**Aim**
Quote only the lines from the one containing "Give me the" through the final line, both included, and omit the pictures.

-- START OF Task input --

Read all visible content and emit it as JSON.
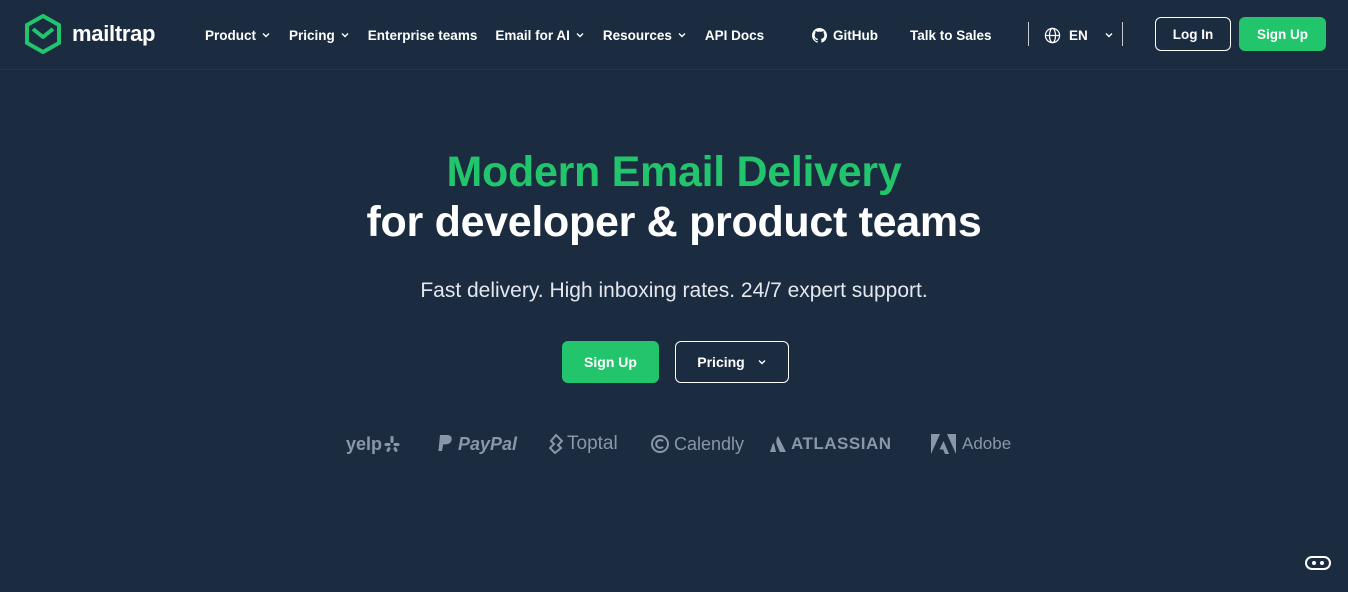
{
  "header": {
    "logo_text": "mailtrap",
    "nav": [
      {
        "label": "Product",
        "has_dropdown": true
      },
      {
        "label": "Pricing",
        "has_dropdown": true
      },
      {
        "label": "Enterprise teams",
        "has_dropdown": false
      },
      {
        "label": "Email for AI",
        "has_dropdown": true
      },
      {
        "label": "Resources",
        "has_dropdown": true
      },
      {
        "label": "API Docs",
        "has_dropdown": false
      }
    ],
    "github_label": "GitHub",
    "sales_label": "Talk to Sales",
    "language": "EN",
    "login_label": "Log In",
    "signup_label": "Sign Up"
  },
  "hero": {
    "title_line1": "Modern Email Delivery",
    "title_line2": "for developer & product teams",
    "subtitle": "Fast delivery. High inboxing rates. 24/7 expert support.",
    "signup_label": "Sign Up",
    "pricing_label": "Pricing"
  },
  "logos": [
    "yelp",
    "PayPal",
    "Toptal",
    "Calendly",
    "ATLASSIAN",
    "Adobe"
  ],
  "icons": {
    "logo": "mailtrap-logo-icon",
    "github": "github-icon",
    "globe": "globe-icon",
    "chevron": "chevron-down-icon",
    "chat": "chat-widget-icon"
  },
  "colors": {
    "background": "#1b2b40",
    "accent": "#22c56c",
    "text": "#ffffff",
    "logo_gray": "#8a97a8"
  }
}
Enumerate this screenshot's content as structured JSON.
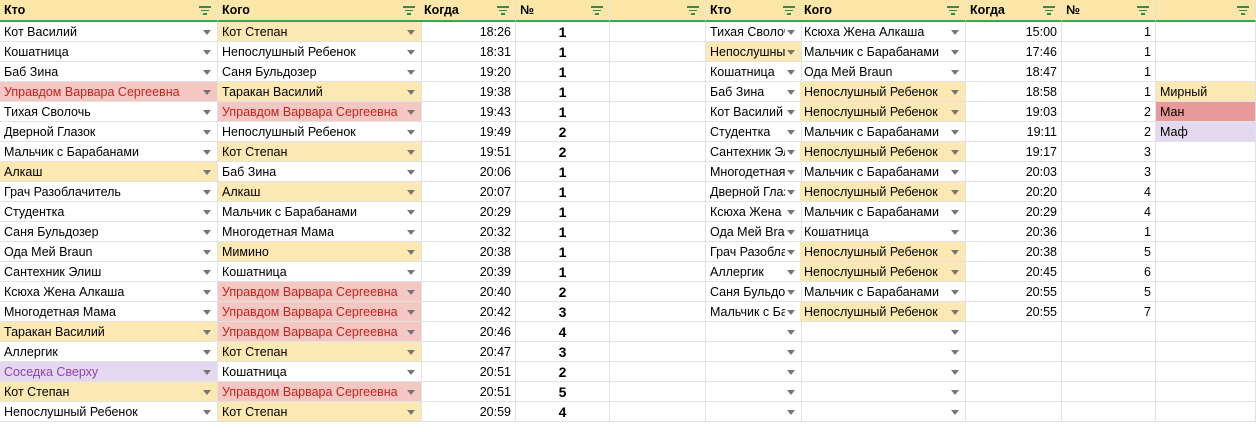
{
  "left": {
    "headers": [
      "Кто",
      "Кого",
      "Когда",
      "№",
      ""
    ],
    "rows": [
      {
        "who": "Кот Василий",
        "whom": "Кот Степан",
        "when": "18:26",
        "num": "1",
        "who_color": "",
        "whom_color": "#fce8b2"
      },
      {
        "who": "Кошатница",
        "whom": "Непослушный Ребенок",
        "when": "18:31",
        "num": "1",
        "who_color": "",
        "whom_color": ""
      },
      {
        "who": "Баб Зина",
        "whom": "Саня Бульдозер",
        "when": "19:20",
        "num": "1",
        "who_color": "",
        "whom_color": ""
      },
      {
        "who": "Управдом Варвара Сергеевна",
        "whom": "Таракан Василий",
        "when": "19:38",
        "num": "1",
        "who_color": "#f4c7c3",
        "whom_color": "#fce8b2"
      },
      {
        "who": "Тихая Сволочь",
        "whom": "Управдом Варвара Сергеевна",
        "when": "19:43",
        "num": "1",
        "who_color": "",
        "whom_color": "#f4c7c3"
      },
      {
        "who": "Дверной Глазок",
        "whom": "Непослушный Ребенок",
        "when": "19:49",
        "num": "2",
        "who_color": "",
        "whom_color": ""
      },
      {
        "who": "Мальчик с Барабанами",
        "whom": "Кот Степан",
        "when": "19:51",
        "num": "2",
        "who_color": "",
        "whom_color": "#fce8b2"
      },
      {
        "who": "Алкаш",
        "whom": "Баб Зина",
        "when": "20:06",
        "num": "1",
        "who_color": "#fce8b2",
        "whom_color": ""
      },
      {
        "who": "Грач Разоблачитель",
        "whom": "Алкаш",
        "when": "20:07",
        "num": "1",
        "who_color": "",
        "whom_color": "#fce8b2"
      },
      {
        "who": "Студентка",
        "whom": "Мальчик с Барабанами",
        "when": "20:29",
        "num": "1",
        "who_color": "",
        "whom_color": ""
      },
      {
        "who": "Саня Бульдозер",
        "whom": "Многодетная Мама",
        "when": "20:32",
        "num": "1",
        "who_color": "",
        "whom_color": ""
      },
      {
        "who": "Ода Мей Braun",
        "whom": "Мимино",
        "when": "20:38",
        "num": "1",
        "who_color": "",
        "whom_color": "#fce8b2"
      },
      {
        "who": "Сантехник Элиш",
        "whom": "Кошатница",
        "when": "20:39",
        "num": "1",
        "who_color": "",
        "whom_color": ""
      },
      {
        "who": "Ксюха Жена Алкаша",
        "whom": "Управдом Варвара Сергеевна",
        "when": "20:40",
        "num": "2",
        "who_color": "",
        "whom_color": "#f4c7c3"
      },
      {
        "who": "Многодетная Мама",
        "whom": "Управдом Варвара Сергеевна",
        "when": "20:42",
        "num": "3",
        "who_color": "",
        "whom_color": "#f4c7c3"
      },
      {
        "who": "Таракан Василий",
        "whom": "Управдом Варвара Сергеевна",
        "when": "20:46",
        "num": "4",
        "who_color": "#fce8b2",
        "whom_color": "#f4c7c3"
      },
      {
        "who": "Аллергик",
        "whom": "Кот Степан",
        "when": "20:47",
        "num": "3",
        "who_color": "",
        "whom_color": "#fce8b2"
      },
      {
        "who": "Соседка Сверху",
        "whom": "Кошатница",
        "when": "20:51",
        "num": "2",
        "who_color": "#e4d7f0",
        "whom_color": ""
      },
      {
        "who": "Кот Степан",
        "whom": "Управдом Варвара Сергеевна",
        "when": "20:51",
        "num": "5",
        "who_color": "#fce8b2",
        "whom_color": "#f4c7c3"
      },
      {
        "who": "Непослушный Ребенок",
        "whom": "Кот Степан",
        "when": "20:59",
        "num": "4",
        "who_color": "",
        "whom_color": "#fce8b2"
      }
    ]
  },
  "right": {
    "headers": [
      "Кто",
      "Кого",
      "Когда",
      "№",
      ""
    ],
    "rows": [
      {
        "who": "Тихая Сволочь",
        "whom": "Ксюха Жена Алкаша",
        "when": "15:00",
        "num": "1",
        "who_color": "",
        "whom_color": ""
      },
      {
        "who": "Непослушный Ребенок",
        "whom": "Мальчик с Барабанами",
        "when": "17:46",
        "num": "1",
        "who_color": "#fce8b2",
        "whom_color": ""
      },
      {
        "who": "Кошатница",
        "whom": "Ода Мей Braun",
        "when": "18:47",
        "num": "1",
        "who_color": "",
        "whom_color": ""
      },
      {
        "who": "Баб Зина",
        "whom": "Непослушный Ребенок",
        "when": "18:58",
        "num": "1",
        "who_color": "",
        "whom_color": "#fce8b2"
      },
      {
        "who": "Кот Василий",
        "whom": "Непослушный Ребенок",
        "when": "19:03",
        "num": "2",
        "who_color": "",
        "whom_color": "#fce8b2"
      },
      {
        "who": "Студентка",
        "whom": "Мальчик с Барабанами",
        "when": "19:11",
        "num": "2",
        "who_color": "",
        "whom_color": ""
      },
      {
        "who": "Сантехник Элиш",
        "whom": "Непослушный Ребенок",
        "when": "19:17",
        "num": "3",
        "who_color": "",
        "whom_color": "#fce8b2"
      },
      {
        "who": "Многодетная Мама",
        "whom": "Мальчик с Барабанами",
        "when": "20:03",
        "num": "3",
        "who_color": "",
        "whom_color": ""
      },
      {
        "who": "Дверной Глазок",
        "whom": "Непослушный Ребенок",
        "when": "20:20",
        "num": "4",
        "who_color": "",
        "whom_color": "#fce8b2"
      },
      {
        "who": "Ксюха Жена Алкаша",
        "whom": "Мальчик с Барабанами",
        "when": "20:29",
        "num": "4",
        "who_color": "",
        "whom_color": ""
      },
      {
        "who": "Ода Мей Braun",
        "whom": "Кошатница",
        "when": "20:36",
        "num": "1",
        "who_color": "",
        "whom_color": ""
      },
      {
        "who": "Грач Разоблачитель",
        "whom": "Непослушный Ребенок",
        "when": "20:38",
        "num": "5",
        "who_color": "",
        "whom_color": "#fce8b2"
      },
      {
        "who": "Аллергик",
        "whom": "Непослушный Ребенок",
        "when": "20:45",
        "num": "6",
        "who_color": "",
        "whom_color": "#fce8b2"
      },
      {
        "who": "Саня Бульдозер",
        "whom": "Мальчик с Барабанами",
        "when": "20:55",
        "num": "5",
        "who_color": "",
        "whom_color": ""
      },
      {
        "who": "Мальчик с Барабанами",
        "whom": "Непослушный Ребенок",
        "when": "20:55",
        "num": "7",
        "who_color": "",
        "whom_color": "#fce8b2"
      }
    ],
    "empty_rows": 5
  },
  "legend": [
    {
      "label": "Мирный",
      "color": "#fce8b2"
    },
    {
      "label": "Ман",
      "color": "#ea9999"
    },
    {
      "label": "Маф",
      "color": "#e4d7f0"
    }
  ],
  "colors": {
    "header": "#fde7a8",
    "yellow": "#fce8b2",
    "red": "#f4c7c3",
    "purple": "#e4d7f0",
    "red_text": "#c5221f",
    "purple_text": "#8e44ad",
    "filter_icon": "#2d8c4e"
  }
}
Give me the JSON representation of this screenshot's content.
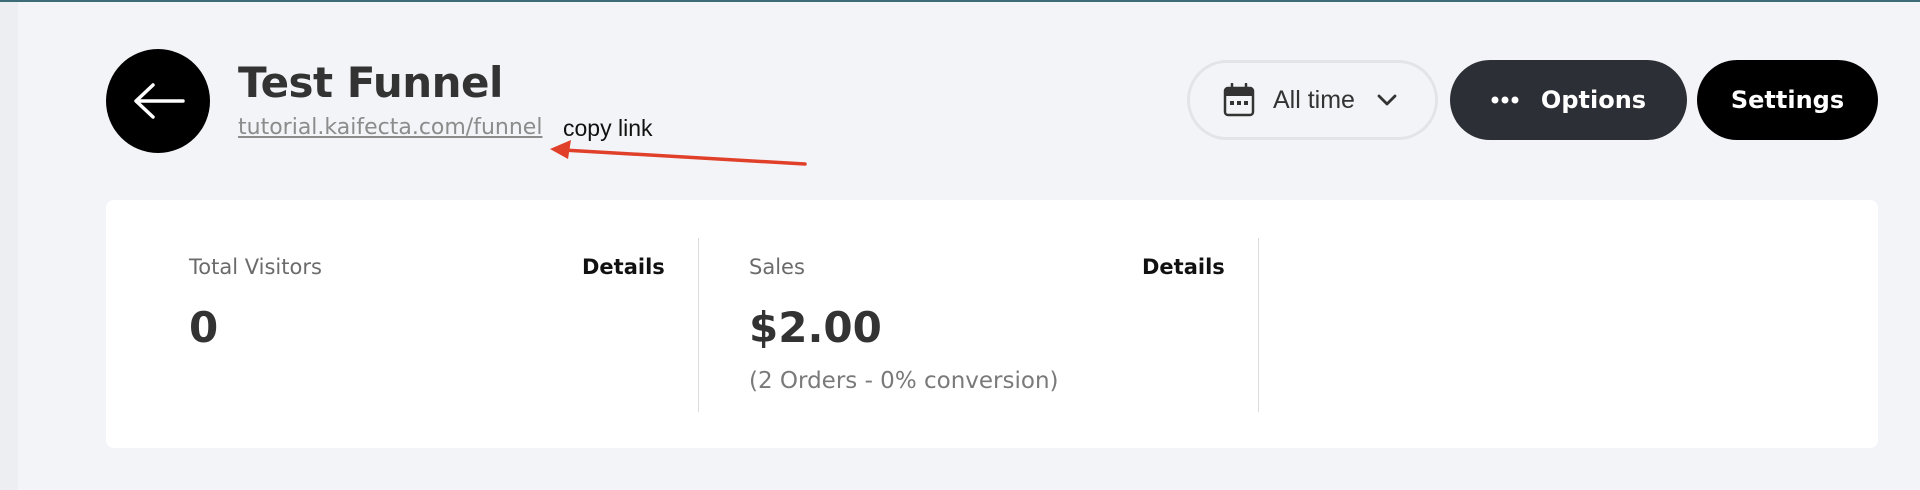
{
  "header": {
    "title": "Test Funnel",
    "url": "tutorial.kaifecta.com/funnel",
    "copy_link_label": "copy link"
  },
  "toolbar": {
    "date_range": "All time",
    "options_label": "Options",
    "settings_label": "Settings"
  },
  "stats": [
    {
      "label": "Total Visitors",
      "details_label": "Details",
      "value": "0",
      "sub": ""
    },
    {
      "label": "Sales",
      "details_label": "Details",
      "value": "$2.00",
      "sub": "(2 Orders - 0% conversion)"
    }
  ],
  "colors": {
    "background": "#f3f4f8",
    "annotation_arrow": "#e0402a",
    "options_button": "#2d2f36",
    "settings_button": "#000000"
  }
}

-- END OF Task input --

**Output for this task**
Give me the JSON representation of this screenshot's content.
{
  "header": {
    "title": "Test Funnel",
    "url": "tutorial.kaifecta.com/funnel",
    "copy_link_label": "copy link"
  },
  "toolbar": {
    "date_range": "All time",
    "options_label": "Options",
    "settings_label": "Settings"
  },
  "stats": [
    {
      "label": "Total Visitors",
      "details_label": "Details",
      "value": "0",
      "sub": ""
    },
    {
      "label": "Sales",
      "details_label": "Details",
      "value": "$2.00",
      "sub": "(2 Orders - 0% conversion)"
    }
  ],
  "colors": {
    "background": "#f3f4f8",
    "annotation_arrow": "#e0402a",
    "options_button": "#2d2f36",
    "settings_button": "#000000"
  }
}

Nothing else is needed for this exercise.